* start Working data *
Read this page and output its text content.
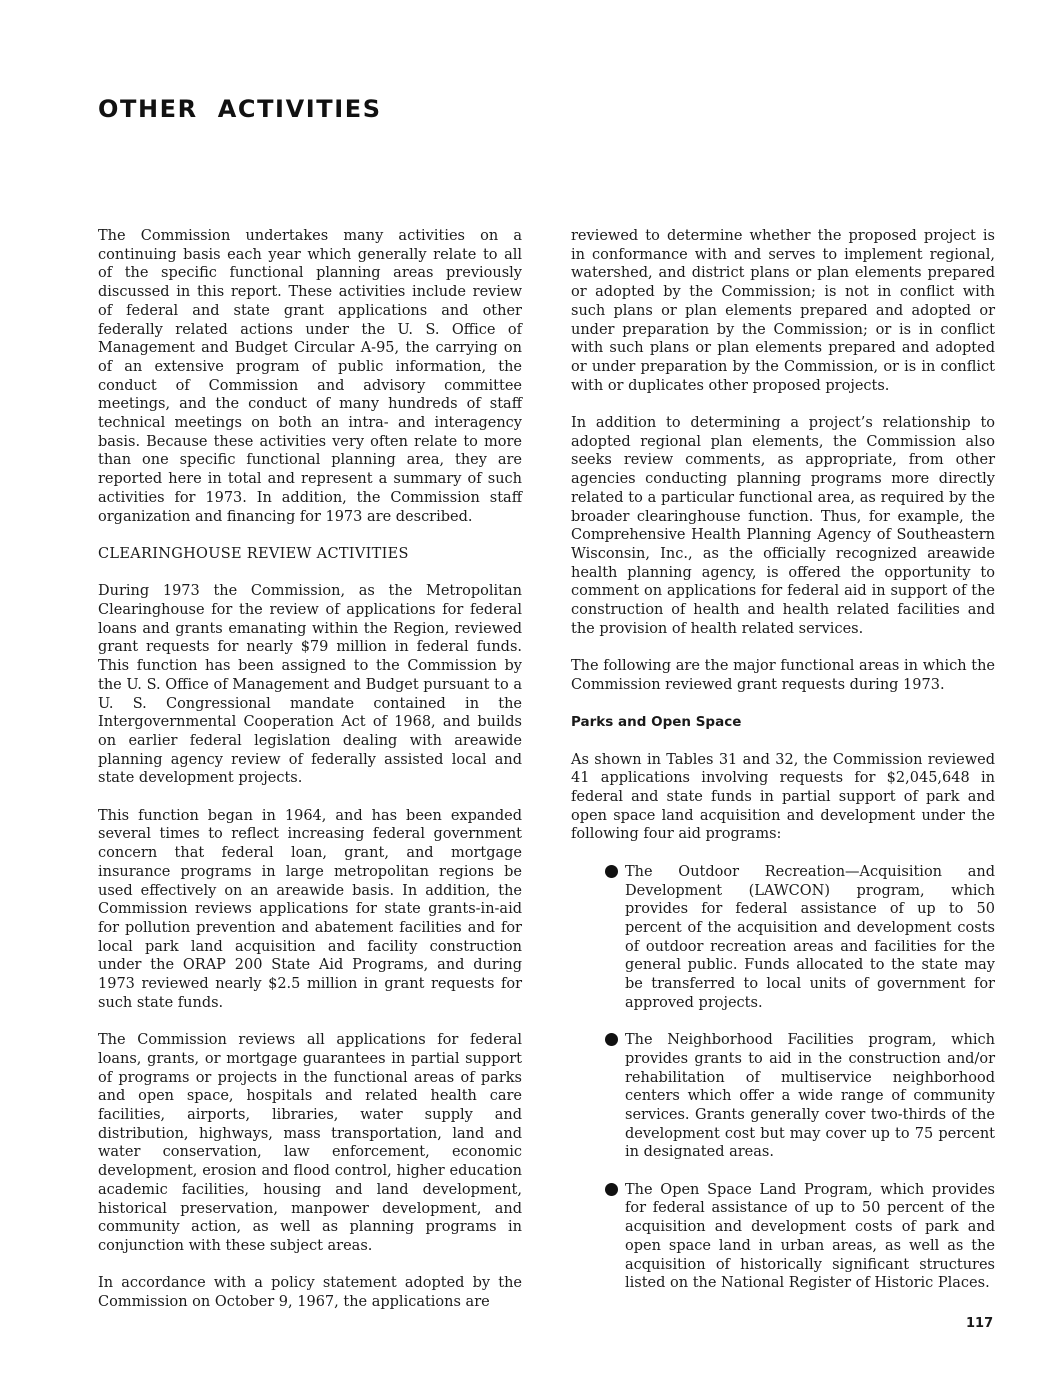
OTHER ACTIVITIES

The Commission undertakes many activities on a continuing basis each year which generally relate to all of the specific functional planning areas previously discussed in this report. These activities include review of federal and state grant applications and other federally related actions under the U. S. Office of Management and Budget Circular A-95, the carrying on of an extensive program of public information, the conduct of Commission and advisory committee meetings, and the conduct of many hundreds of staff technical meetings on both an intra- and interagency basis. Because these activities very often relate to more than one specific functional planning area, they are reported here in total and represent a summary of such activities for 1973. In addition, the Commission staff organization and financing for 1973 are described.

CLEARINGHOUSE REVIEW ACTIVITIES

During 1973 the Commission, as the Metropolitan Clearinghouse for the review of applications for federal loans and grants emanating within the Region, reviewed grant requests for nearly $79 million in federal funds. This function has been assigned to the Commission by the U. S. Office of Management and Budget pursuant to a U. S. Congressional mandate contained in the Intergovernmental Cooperation Act of 1968, and builds on earlier federal legislation dealing with areawide planning agency review of federally assisted local and state development projects.

This function began in 1964, and has been expanded several times to reflect increasing federal government concern that federal loan, grant, and mortgage insurance programs in large metropolitan regions be used effectively on an areawide basis. In addition, the Commission reviews applications for state grants-in-aid for pollution prevention and abatement facilities and for local park land acquisition and facility construction under the ORAP 200 State Aid Programs, and during 1973 reviewed nearly $2.5 million in grant requests for such state funds.

The Commission reviews all applications for federal loans, grants, or mortgage guarantees in partial support of programs or projects in the functional areas of parks and open space, hospitals and related health care facilities, airports, libraries, water supply and distribution, highways, mass transportation, land and water conservation, law enforcement, economic development, erosion and flood control, higher education academic facilities, housing and land development, historical preservation, manpower development, and community action, as well as planning programs in conjunction with these subject areas.

In accordance with a policy statement adopted by the Commission on October 9, 1967, the applications are

reviewed to determine whether the proposed project is in conformance with and serves to implement regional, watershed, and district plans or plan elements prepared or adopted by the Commission; is not in conflict with such plans or plan elements prepared and adopted or under preparation by the Commission; or is in conflict with such plans or plan elements prepared and adopted or under preparation by the Commission, or is in conflict with or duplicates other proposed projects.

In addition to determining a project’s relationship to adopted regional plan elements, the Commission also seeks review comments, as appropriate, from other agencies conducting planning programs more directly related to a particular functional area, as required by the broader clearinghouse function. Thus, for example, the Comprehensive Health Planning Agency of Southeastern Wisconsin, Inc., as the officially recognized areawide health planning agency, is offered the opportunity to comment on applications for federal aid in support of the construction of health and health related facilities and the provision of health related services.

The following are the major functional areas in which the Commission reviewed grant requests during 1973.

Parks and Open Space

As shown in Tables 31 and 32, the Commission reviewed 41 applications involving requests for $2,045,648 in federal and state funds in partial support of park and open space land acquisition and development under the following four aid programs:

The Outdoor Recreation—Acquisition and Development (LAWCON) program, which provides for federal assistance of up to 50 percent of the acquisition and development costs of outdoor recreation areas and facilities for the general public. Funds allocated to the state may be transferred to local units of government for approved projects.
The Neighborhood Facilities program, which provides grants to aid in the construction and/or rehabilitation of multiservice neighborhood centers which offer a wide range of community services. Grants generally cover two-thirds of the development cost but may cover up to 75 percent in designated areas.
The Open Space Land Program, which provides for federal assistance of up to 50 percent of the acquisition and development costs of park and open space land in urban areas, as well as the acquisition of historically significant structures listed on the National Register of Historic Places.
117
* end Working data *
Goal of the exercise: Return all of the entries exactly as written, but drop any pictures they hold.

Finished answer:
Read this page and output its text content.
OTHER ACTIVITIES

The Commission undertakes many activities on a continuing basis each year which generally relate to all of the specific functional planning areas previously discussed in this report. These activities include review of federal and state grant applications and other federally related actions under the U. S. Office of Management and Budget Circular A-95, the carrying on of an extensive program of public information, the conduct of Commission and advisory committee meetings, and the conduct of many hundreds of staff technical meetings on both an intra- and interagency basis. Because these activities very often relate to more than one specific functional planning area, they are reported here in total and represent a summary of such activities for 1973. In addition, the Commission staff organization and financing for 1973 are described.

CLEARINGHOUSE REVIEW ACTIVITIES

During 1973 the Commission, as the Metropolitan Clearinghouse for the review of applications for federal loans and grants emanating within the Region, reviewed grant requests for nearly $79 million in federal funds. This function has been assigned to the Commission by the U. S. Office of Management and Budget pursuant to a U. S. Congressional mandate contained in the Intergovernmental Cooperation Act of 1968, and builds on earlier federal legislation dealing with areawide planning agency review of federally assisted local and state development projects.

This function began in 1964, and has been expanded several times to reflect increasing federal government concern that federal loan, grant, and mortgage insurance programs in large metropolitan regions be used effectively on an areawide basis. In addition, the Commission reviews applications for state grants-in-aid for pollution prevention and abatement facilities and for local park land acquisition and facility construction under the ORAP 200 State Aid Programs, and during 1973 reviewed nearly $2.5 million in grant requests for such state funds.

The Commission reviews all applications for federal loans, grants, or mortgage guarantees in partial support of programs or projects in the functional areas of parks and open space, hospitals and related health care facilities, airports, libraries, water supply and distribution, highways, mass transportation, land and water conservation, law enforcement, economic development, erosion and flood control, higher education academic facilities, housing and land development, historical preservation, manpower development, and community action, as well as planning programs in conjunction with these subject areas.

In accordance with a policy statement adopted by the Commission on October 9, 1967, the applications are

reviewed to determine whether the proposed project is in conformance with and serves to implement regional, watershed, and district plans or plan elements prepared or adopted by the Commission; is not in conflict with such plans or plan elements prepared and adopted or under preparation by the Commission; or is in conflict with such plans or plan elements prepared and adopted or under preparation by the Commission, or is in conflict with or duplicates other proposed projects.

In addition to determining a project’s relationship to adopted regional plan elements, the Commission also seeks review comments, as appropriate, from other agencies conducting planning programs more directly related to a particular functional area, as required by the broader clearinghouse function. Thus, for example, the Comprehensive Health Planning Agency of Southeastern Wisconsin, Inc., as the officially recognized areawide health planning agency, is offered the opportunity to comment on applications for federal aid in support of the construction of health and health related facilities and the provision of health related services.

The following are the major functional areas in which the Commission reviewed grant requests during 1973.

Parks and Open Space

As shown in Tables 31 and 32, the Commission reviewed 41 applications involving requests for $2,045,648 in federal and state funds in partial support of park and open space land acquisition and development under the following four aid programs:

The Outdoor Recreation—Acquisition and Development (LAWCON) program, which provides for federal assistance of up to 50 percent of the acquisition and development costs of outdoor recreation areas and facilities for the general public. Funds allocated to the state may be transferred to local units of government for approved projects.
The Neighborhood Facilities program, which provides grants to aid in the construction and/or rehabilitation of multiservice neighborhood centers which offer a wide range of community services. Grants generally cover two-thirds of the development cost but may cover up to 75 percent in designated areas.
The Open Space Land Program, which provides for federal assistance of up to 50 percent of the acquisition and development costs of park and open space land in urban areas, as well as the acquisition of historically significant structures listed on the National Register of Historic Places.
117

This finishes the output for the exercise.